■ Your task
From the entries below, report how many lines contain the string "информации". Give only that number.

──────── Records provided

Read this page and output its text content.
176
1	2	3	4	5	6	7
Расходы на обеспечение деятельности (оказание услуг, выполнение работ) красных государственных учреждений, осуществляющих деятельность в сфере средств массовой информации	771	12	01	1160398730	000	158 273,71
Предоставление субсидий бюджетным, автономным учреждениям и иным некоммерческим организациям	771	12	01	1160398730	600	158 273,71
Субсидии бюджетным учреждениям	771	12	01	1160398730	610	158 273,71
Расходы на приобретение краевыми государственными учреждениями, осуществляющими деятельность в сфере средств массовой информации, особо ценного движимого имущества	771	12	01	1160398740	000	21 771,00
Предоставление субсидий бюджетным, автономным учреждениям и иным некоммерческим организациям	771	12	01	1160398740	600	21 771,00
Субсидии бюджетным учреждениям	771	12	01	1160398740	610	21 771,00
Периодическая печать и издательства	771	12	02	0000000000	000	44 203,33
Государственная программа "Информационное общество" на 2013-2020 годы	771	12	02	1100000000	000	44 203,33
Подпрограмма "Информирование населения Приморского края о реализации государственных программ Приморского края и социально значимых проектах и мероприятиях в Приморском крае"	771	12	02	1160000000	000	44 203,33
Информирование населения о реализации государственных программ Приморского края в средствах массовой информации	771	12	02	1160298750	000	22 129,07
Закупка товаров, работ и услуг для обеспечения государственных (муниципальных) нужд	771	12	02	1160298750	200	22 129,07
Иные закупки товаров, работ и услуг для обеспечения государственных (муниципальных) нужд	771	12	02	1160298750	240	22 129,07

────────────────

■ Answer to the task
3